### DATA SUPPLIED ###

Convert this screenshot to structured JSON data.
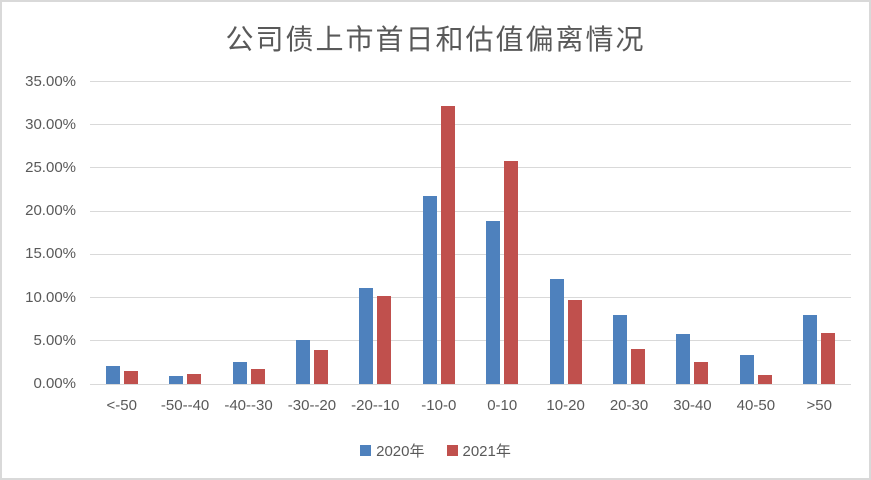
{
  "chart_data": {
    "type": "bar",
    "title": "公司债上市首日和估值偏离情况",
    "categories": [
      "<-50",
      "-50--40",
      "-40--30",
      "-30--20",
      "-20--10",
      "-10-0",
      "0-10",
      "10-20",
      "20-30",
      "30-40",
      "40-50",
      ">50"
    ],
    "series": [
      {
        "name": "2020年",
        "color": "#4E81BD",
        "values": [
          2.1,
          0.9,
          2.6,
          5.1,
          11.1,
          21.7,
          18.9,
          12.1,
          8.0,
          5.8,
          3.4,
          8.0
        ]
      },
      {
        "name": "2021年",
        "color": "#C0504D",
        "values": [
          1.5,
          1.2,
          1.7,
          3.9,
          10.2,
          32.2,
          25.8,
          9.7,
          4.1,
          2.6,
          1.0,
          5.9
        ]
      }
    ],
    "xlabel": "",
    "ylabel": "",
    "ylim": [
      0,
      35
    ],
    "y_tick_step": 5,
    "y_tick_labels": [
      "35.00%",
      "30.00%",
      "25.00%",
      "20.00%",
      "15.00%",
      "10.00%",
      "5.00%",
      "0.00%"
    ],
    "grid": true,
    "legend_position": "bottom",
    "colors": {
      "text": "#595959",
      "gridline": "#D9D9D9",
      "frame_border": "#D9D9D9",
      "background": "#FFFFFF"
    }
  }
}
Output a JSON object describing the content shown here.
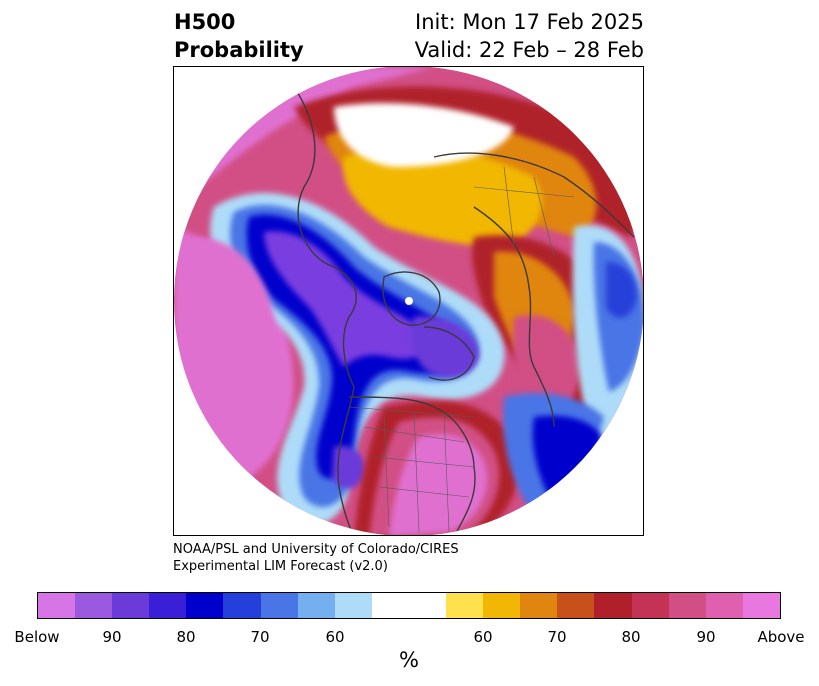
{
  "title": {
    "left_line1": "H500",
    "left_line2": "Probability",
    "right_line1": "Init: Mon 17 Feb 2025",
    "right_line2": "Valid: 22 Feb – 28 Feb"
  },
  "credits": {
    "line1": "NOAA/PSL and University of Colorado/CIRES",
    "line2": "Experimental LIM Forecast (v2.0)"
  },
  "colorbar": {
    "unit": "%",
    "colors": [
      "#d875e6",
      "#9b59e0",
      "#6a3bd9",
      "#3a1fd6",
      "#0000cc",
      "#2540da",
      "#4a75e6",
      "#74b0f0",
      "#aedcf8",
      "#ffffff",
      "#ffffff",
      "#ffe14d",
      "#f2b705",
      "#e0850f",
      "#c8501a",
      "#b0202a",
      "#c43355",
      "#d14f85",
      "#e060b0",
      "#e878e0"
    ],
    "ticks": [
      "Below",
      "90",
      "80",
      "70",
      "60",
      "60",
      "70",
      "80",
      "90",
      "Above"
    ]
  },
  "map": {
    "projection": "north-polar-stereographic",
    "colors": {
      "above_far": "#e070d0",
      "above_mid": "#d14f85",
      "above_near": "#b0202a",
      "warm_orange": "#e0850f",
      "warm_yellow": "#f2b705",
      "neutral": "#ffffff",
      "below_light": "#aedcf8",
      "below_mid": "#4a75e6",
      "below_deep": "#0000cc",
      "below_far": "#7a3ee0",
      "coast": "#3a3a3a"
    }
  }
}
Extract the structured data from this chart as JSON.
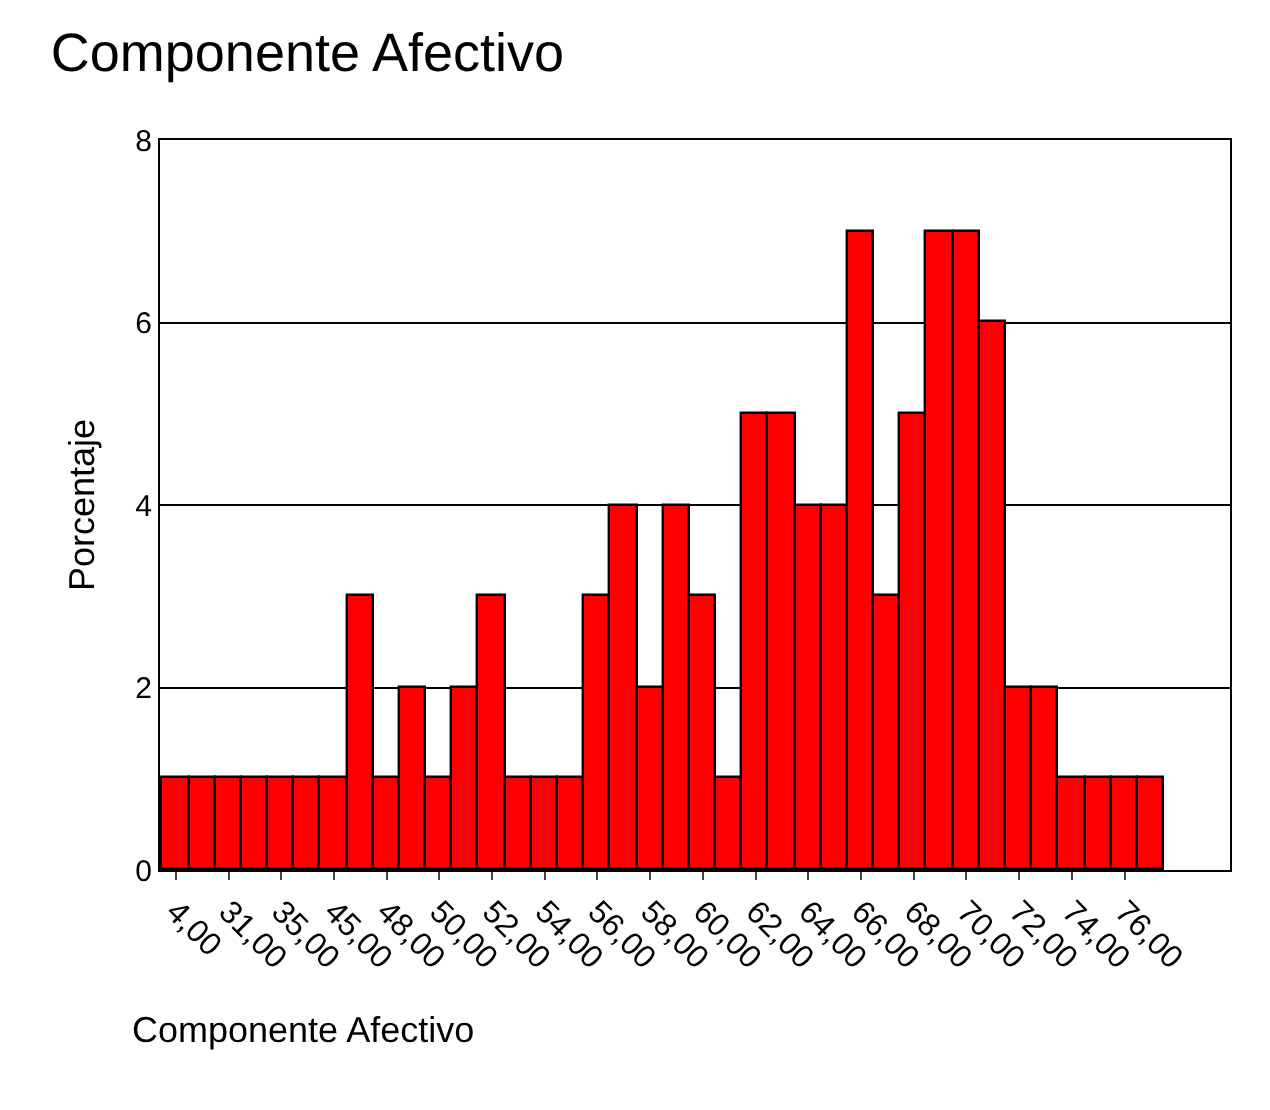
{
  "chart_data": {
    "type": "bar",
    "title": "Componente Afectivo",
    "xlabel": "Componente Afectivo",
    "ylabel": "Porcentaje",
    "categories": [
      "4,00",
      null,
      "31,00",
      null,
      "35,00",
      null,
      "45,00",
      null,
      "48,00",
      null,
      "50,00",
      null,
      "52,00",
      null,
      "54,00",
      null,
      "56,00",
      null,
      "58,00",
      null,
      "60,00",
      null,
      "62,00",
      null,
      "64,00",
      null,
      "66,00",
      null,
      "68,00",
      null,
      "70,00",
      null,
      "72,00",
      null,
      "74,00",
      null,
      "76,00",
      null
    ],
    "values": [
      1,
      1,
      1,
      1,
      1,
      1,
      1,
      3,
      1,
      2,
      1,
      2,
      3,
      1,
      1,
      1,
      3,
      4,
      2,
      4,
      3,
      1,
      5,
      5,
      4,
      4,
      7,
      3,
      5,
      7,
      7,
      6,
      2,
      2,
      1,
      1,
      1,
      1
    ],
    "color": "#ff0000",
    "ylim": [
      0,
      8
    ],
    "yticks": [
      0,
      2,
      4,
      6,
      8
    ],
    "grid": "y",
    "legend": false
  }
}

###
### DATA SUPPLIED ###

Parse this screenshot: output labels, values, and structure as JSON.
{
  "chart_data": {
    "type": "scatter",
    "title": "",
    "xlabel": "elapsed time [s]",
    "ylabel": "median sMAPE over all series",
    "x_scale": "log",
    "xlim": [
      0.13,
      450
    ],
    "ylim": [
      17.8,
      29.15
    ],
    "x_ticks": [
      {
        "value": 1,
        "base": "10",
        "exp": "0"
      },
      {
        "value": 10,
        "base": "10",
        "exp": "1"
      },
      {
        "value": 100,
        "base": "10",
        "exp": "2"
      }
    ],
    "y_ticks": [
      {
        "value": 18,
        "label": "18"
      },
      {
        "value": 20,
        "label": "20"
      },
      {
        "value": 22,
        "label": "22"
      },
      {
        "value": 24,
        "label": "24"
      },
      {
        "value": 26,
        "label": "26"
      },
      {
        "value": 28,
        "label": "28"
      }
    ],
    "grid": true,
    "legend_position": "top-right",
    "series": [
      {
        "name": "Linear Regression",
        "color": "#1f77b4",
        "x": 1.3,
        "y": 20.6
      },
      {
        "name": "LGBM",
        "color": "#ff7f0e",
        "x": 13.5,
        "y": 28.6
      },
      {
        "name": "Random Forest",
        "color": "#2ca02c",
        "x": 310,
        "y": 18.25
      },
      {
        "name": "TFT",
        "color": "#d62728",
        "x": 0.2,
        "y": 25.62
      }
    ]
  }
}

###

TASK GOAL: Determine how many lines in the listing above hold the word "title", answering with the number only.

WRITTEN SOLUTION: 4